Count every line that includes the string "York" in the entries that follow. Nothing besides the number is needed.
begin
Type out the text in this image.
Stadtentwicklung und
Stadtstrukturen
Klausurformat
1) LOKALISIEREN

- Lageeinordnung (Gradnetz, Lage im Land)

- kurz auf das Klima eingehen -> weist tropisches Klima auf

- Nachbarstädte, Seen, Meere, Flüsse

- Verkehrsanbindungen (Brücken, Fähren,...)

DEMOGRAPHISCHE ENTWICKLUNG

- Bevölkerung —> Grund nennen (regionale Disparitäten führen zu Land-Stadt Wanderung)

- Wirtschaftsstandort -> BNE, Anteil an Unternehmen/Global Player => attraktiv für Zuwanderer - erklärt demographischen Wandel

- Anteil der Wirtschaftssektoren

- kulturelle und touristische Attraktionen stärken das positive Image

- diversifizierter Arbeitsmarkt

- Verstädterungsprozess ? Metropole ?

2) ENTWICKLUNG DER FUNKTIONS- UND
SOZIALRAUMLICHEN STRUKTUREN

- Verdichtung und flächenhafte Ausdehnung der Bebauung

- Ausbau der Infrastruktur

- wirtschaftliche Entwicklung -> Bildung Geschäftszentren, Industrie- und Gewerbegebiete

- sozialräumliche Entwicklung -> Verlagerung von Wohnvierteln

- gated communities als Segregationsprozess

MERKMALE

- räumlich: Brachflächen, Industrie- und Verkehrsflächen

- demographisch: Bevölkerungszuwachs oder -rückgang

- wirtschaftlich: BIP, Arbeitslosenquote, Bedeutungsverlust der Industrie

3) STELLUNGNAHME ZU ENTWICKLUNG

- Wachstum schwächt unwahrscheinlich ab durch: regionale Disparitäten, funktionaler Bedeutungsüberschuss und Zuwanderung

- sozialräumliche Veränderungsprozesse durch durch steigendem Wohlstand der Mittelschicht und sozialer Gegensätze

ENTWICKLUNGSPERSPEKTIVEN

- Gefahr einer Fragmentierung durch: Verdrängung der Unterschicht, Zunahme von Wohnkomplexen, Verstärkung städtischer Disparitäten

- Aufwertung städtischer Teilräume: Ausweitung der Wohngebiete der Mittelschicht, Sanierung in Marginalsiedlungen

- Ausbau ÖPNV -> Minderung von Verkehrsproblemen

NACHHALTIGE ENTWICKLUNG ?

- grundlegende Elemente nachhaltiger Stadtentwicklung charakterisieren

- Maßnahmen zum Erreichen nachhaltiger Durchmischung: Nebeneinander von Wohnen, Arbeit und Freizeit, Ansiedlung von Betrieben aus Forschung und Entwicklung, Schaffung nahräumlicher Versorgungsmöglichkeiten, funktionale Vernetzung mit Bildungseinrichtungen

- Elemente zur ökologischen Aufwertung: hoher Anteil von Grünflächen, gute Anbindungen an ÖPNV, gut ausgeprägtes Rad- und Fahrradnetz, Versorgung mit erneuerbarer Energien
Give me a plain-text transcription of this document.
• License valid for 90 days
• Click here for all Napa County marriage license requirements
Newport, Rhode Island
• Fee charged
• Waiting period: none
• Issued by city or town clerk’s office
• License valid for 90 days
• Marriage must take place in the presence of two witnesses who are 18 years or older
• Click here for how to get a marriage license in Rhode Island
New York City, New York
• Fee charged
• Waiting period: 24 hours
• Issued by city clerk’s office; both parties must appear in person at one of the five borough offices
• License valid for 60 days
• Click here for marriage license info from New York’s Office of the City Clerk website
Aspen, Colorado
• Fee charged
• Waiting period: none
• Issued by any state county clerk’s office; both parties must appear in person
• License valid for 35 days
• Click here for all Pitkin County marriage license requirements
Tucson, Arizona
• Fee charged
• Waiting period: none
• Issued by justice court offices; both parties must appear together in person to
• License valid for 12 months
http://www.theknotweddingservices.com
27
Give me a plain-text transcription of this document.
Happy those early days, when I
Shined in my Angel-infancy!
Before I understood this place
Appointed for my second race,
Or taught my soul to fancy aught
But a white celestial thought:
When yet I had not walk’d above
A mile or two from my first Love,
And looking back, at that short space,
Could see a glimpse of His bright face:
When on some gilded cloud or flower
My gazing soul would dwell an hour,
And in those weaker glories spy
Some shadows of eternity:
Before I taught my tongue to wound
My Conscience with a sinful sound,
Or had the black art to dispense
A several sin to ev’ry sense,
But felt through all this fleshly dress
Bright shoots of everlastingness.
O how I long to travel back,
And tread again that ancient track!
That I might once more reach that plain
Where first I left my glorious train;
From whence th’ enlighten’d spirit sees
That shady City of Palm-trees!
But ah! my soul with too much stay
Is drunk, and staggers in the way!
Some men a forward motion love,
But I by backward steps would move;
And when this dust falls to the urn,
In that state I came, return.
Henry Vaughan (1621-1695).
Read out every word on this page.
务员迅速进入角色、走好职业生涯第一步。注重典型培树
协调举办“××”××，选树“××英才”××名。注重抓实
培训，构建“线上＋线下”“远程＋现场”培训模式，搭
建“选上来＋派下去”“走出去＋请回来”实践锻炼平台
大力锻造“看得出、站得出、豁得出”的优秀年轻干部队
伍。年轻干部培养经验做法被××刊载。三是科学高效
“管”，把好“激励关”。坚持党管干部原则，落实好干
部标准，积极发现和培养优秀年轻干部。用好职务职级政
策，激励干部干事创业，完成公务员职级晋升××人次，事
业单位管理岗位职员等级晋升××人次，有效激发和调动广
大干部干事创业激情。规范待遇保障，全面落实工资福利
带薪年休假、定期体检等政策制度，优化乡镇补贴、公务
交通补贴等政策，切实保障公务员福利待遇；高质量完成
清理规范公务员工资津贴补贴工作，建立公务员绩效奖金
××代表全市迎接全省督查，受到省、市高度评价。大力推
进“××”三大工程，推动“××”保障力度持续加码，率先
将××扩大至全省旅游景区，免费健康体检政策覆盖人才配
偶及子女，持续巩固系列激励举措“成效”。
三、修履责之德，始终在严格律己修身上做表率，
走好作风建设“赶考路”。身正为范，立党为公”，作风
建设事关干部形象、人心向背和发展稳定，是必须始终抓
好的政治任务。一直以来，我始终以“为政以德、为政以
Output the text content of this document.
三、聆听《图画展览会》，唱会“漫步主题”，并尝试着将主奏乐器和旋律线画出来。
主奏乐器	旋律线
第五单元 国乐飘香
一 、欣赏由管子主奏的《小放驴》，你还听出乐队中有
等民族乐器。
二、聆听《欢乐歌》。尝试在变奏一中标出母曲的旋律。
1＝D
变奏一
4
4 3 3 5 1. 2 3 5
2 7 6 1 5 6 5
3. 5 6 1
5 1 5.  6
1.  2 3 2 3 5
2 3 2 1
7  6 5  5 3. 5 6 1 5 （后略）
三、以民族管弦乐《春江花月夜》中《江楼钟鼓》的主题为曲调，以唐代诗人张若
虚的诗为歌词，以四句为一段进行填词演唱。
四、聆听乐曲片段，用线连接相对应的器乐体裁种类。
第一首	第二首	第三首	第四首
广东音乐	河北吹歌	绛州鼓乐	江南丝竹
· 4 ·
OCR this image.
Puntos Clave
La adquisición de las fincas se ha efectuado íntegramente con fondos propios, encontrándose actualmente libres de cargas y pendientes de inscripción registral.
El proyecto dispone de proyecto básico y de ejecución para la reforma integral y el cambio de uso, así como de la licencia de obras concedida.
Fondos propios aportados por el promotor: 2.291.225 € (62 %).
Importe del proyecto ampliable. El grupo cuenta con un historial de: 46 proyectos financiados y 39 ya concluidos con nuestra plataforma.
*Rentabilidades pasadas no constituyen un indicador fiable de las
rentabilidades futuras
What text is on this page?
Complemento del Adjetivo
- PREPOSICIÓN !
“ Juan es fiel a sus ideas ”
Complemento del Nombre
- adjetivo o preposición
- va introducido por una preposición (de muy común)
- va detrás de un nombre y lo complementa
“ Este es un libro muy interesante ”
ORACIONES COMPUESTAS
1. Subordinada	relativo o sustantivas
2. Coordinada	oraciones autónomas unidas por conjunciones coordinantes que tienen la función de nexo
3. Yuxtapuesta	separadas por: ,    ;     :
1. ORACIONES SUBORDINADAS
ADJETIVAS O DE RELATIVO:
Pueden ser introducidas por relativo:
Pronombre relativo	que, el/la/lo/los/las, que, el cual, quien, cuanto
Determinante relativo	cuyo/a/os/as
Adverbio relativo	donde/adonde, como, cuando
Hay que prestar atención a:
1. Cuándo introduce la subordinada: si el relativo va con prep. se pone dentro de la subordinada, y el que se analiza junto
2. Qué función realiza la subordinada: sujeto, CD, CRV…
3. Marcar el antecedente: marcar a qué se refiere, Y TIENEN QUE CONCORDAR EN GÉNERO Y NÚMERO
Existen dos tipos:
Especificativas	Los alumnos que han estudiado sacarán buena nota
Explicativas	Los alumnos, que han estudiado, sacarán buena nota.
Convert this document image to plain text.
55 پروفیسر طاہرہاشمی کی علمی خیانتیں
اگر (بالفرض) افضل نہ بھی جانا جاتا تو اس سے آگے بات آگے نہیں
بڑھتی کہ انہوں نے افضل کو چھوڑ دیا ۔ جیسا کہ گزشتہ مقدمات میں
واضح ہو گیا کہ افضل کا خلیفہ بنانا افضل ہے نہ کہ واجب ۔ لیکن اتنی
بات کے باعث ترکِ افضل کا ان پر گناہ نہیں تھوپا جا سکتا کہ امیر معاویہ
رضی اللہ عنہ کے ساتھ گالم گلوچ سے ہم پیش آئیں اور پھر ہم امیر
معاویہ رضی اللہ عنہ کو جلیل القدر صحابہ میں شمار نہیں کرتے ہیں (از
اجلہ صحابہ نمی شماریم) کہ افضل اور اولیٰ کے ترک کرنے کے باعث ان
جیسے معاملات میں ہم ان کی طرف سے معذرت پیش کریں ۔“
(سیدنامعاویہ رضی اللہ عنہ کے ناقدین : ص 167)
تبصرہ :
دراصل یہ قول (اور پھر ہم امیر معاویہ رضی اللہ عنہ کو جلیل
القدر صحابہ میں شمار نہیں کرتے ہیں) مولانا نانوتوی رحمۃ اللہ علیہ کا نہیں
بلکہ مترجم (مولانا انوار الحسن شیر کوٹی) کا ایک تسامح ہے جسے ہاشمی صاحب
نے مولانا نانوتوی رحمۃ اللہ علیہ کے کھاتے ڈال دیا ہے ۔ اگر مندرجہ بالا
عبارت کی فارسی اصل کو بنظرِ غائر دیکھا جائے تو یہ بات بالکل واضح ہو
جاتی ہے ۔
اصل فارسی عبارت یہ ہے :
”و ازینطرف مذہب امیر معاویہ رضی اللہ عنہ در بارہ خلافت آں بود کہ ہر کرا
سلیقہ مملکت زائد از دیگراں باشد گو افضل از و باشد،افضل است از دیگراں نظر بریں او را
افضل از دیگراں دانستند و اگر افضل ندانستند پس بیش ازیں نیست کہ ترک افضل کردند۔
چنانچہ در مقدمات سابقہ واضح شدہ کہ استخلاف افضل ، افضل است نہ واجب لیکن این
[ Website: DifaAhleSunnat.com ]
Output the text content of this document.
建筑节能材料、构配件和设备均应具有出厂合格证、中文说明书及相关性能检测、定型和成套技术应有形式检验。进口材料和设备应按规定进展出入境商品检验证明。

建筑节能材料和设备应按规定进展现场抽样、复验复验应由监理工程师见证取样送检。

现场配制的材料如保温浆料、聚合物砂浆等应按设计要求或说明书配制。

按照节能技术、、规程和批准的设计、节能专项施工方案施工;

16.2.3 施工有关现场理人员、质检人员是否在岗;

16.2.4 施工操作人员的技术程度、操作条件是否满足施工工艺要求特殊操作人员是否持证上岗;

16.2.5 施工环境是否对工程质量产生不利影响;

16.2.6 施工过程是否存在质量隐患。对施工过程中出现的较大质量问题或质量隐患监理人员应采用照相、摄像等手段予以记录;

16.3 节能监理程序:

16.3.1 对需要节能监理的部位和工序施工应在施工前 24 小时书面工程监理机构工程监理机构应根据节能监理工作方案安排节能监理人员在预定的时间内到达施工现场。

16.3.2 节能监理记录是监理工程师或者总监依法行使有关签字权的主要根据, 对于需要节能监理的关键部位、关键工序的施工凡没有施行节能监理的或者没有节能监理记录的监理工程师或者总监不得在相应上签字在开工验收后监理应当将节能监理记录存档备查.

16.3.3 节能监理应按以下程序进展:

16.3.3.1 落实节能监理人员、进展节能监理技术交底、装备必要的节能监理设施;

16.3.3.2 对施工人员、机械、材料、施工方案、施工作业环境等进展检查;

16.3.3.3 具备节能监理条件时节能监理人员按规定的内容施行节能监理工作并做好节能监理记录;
end
▶ [Full solution] 2